* Dataset excerpts:
* Start *
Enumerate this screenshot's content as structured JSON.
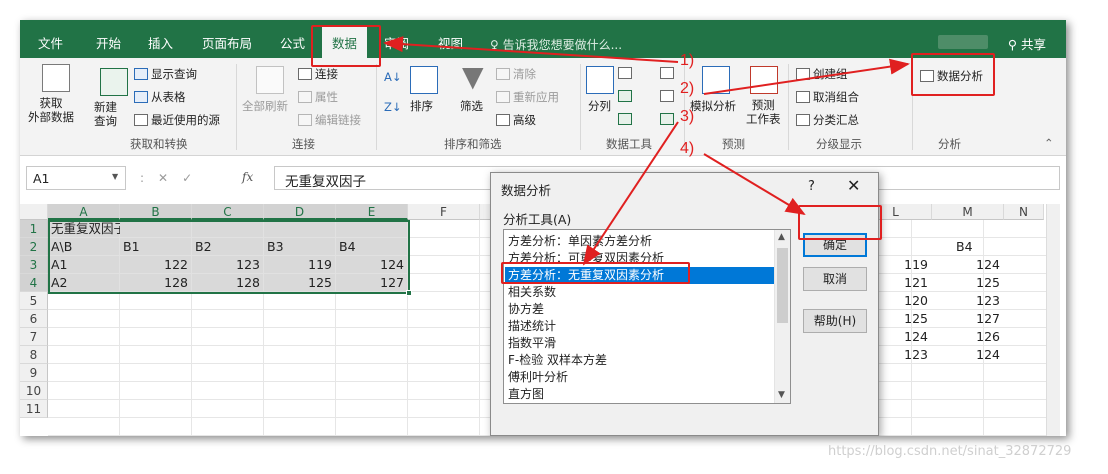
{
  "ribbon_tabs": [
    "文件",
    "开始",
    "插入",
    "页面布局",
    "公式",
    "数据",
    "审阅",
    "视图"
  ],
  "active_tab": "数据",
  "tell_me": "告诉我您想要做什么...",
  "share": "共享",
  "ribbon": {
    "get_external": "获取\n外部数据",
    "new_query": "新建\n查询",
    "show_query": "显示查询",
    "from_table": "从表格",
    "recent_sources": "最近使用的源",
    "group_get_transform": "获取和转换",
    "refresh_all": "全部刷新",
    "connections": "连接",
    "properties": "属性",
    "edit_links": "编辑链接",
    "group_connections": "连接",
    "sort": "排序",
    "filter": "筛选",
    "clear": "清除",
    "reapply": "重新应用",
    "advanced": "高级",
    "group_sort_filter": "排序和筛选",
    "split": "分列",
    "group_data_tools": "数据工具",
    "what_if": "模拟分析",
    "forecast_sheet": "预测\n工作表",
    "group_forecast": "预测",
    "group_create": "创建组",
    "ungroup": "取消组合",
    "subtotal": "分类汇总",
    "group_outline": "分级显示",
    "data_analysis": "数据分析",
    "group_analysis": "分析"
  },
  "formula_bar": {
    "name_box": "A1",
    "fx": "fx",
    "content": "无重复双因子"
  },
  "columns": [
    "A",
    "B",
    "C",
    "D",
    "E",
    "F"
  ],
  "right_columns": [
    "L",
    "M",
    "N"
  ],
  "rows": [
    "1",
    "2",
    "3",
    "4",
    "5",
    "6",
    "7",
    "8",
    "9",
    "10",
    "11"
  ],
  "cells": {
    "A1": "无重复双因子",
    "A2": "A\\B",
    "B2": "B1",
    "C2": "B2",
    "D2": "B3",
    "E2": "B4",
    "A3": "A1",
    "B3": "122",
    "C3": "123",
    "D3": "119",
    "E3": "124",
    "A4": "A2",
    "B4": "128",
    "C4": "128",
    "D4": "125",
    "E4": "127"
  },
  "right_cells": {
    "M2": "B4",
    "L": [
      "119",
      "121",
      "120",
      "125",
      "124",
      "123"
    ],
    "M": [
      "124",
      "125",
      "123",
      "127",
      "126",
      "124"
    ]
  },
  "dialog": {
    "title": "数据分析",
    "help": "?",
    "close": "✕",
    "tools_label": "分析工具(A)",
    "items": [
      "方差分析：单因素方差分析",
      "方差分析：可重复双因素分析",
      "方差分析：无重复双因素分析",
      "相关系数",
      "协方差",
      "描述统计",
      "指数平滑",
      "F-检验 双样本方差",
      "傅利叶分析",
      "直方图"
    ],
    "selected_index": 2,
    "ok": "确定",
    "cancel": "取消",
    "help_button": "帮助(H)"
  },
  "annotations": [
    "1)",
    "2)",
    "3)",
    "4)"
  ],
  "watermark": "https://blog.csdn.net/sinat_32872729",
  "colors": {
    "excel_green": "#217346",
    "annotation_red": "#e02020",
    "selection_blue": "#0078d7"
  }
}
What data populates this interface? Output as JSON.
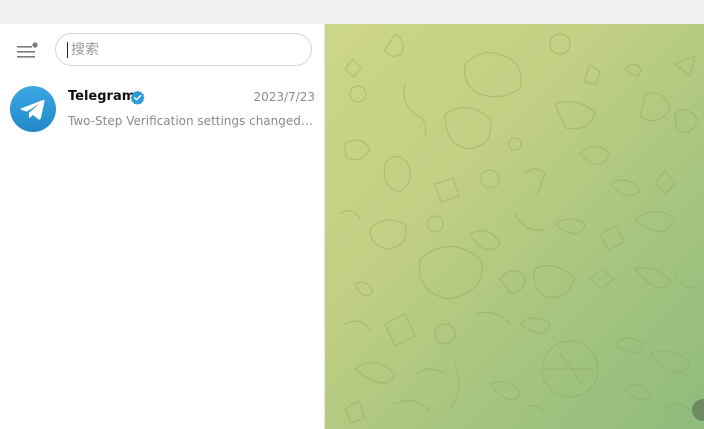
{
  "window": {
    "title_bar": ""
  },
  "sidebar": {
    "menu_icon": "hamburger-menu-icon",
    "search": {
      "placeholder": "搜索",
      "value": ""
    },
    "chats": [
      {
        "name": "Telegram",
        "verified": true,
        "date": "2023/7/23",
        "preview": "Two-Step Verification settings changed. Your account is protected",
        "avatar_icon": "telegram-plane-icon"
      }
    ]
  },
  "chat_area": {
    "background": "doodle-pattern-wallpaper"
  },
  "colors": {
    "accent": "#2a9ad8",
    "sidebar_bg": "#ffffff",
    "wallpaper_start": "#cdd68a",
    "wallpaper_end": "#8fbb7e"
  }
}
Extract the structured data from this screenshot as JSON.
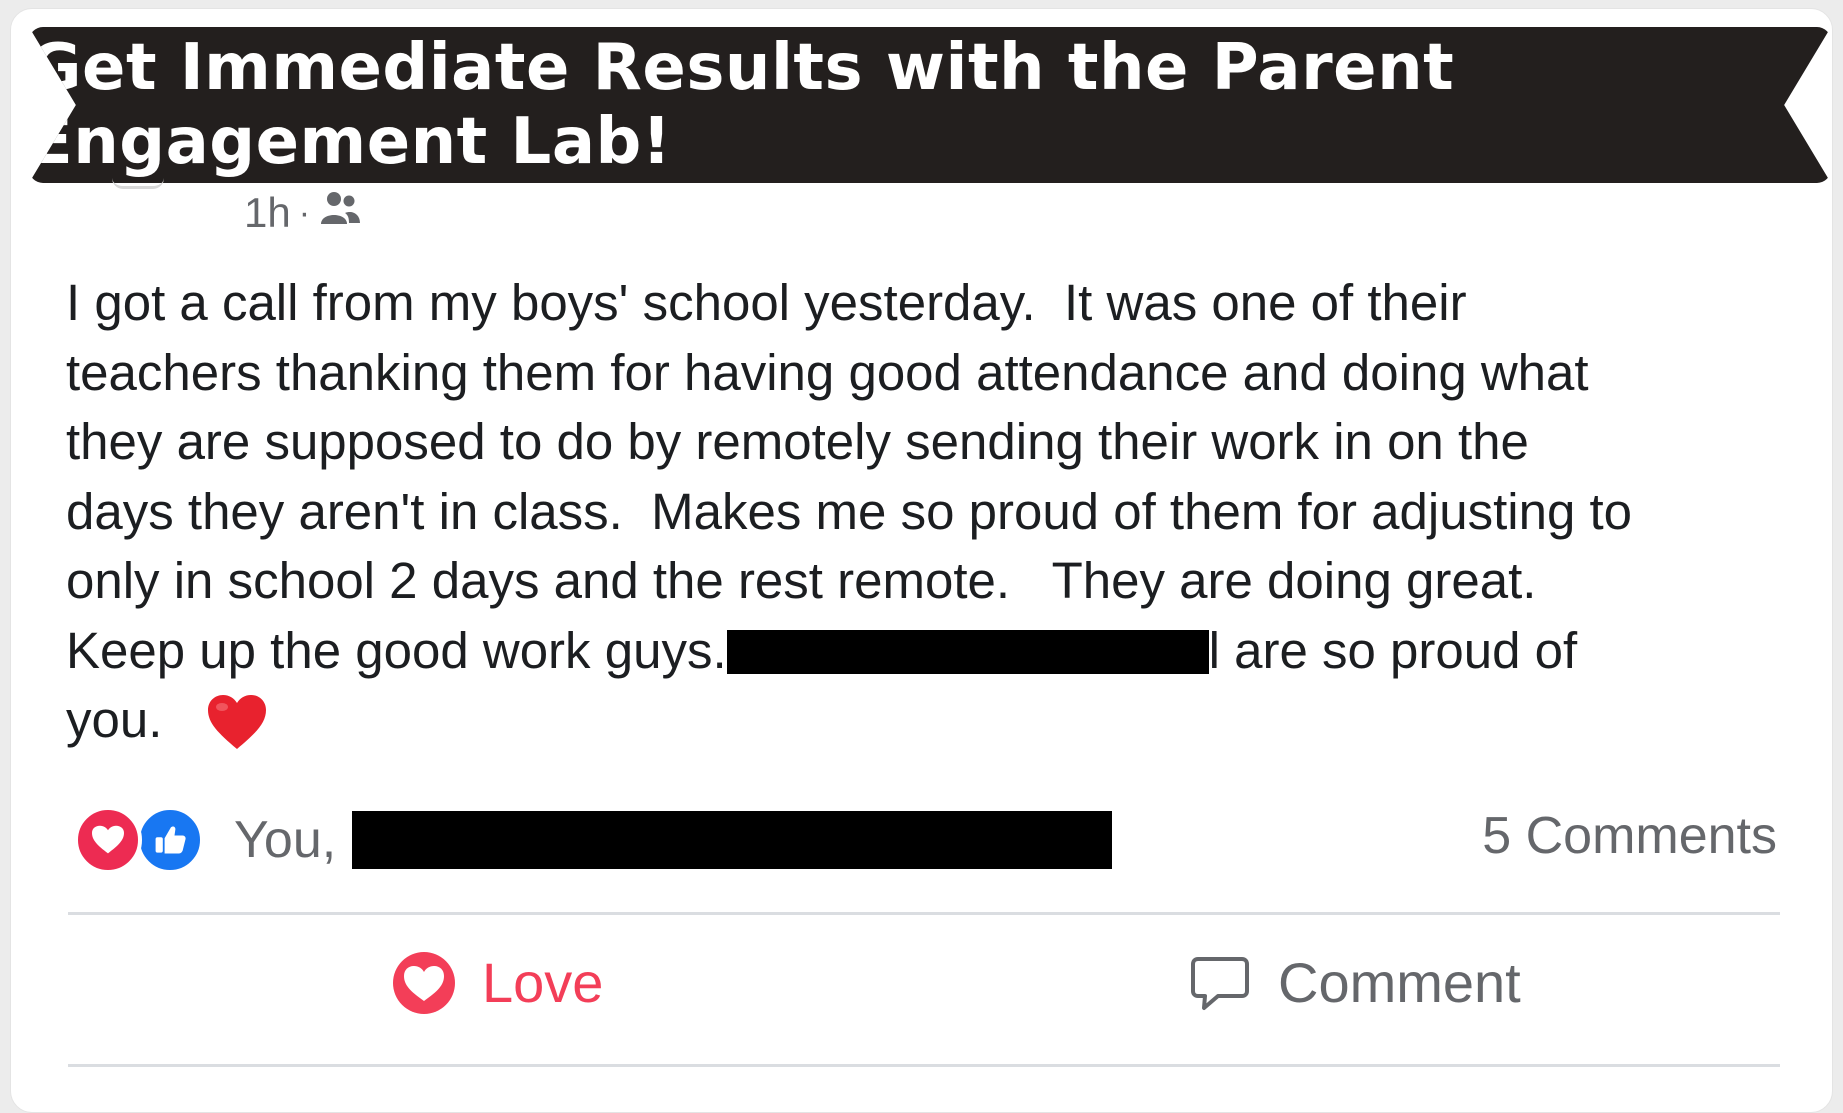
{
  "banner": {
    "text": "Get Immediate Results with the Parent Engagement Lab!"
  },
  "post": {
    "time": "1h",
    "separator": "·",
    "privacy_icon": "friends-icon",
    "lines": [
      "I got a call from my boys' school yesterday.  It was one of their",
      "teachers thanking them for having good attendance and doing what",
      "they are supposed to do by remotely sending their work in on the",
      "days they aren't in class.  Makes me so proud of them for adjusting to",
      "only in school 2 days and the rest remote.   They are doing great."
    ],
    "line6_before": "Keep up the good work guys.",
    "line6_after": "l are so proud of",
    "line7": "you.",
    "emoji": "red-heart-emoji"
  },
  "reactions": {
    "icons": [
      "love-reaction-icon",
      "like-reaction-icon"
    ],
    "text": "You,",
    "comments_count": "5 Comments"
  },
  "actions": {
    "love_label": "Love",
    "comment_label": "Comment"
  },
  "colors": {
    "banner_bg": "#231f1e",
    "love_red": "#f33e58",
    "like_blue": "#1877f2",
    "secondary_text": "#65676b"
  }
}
* End *
Leave out all images, then reproduce the entries above exactly.

Enumerate this screenshot's content as structured JSON.
{
  "ribbon_tabs": [
    "文件",
    "开始",
    "插入",
    "页面布局",
    "公式",
    "数据",
    "审阅",
    "视图"
  ],
  "active_tab": "数据",
  "tell_me": "告诉我您想要做什么...",
  "share": "共享",
  "ribbon": {
    "get_external": "获取\n外部数据",
    "new_query": "新建\n查询",
    "show_query": "显示查询",
    "from_table": "从表格",
    "recent_sources": "最近使用的源",
    "group_get_transform": "获取和转换",
    "refresh_all": "全部刷新",
    "connections": "连接",
    "properties": "属性",
    "edit_links": "编辑链接",
    "group_connections": "连接",
    "sort": "排序",
    "filter": "筛选",
    "clear": "清除",
    "reapply": "重新应用",
    "advanced": "高级",
    "group_sort_filter": "排序和筛选",
    "split": "分列",
    "group_data_tools": "数据工具",
    "what_if": "模拟分析",
    "forecast_sheet": "预测\n工作表",
    "group_forecast": "预测",
    "group_create": "创建组",
    "ungroup": "取消组合",
    "subtotal": "分类汇总",
    "group_outline": "分级显示",
    "data_analysis": "数据分析",
    "group_analysis": "分析"
  },
  "formula_bar": {
    "name_box": "A1",
    "fx": "fx",
    "content": "无重复双因子"
  },
  "columns": [
    "A",
    "B",
    "C",
    "D",
    "E",
    "F"
  ],
  "right_columns": [
    "L",
    "M",
    "N"
  ],
  "rows": [
    "1",
    "2",
    "3",
    "4",
    "5",
    "6",
    "7",
    "8",
    "9",
    "10",
    "11"
  ],
  "cells": {
    "A1": "无重复双因子",
    "A2": "A\\B",
    "B2": "B1",
    "C2": "B2",
    "D2": "B3",
    "E2": "B4",
    "A3": "A1",
    "B3": "122",
    "C3": "123",
    "D3": "119",
    "E3": "124",
    "A4": "A2",
    "B4": "128",
    "C4": "128",
    "D4": "125",
    "E4": "127"
  },
  "right_cells": {
    "M2": "B4",
    "L": [
      "119",
      "121",
      "120",
      "125",
      "124",
      "123"
    ],
    "M": [
      "124",
      "125",
      "123",
      "127",
      "126",
      "124"
    ]
  },
  "dialog": {
    "title": "数据分析",
    "help": "?",
    "close": "✕",
    "tools_label": "分析工具(A)",
    "items": [
      "方差分析：单因素方差分析",
      "方差分析：可重复双因素分析",
      "方差分析：无重复双因素分析",
      "相关系数",
      "协方差",
      "描述统计",
      "指数平滑",
      "F-检验 双样本方差",
      "傅利叶分析",
      "直方图"
    ],
    "selected_index": 2,
    "ok": "确定",
    "cancel": "取消",
    "help_button": "帮助(H)"
  },
  "annotations": [
    "1)",
    "2)",
    "3)",
    "4)"
  ],
  "watermark": "https://blog.csdn.net/sinat_32872729",
  "colors": {
    "excel_green": "#217346",
    "annotation_red": "#e02020",
    "selection_blue": "#0078d7"
  }
}
What data populates this interface? Output as JSON.
{
  "window": {
    "title_bar": ""
  },
  "sidebar": {
    "menu_icon": "hamburger-menu-icon",
    "search": {
      "placeholder": "搜索",
      "value": ""
    },
    "chats": [
      {
        "name": "Telegram",
        "verified": true,
        "date": "2023/7/23",
        "preview": "Two-Step Verification settings changed. Your account is protected",
        "avatar_icon": "telegram-plane-icon"
      }
    ]
  },
  "chat_area": {
    "background": "doodle-pattern-wallpaper"
  },
  "colors": {
    "accent": "#2a9ad8",
    "sidebar_bg": "#ffffff",
    "wallpaper_start": "#cdd68a",
    "wallpaper_end": "#8fbb7e"
  }
}
Extract the structured data from this screenshot as JSON.
{
  "banner": {
    "text": "Get Immediate Results with the Parent Engagement Lab!"
  },
  "post": {
    "time": "1h",
    "separator": "·",
    "privacy_icon": "friends-icon",
    "lines": [
      "I got a call from my boys' school yesterday.  It was one of their",
      "teachers thanking them for having good attendance and doing what",
      "they are supposed to do by remotely sending their work in on the",
      "days they aren't in class.  Makes me so proud of them for adjusting to",
      "only in school 2 days and the rest remote.   They are doing great."
    ],
    "line6_before": "Keep up the good work guys.",
    "line6_after": "l are so proud of",
    "line7": "you.",
    "emoji": "red-heart-emoji"
  },
  "reactions": {
    "icons": [
      "love-reaction-icon",
      "like-reaction-icon"
    ],
    "text": "You,",
    "comments_count": "5 Comments"
  },
  "actions": {
    "love_label": "Love",
    "comment_label": "Comment"
  },
  "colors": {
    "banner_bg": "#231f1e",
    "love_red": "#f33e58",
    "like_blue": "#1877f2",
    "secondary_text": "#65676b"
  }
}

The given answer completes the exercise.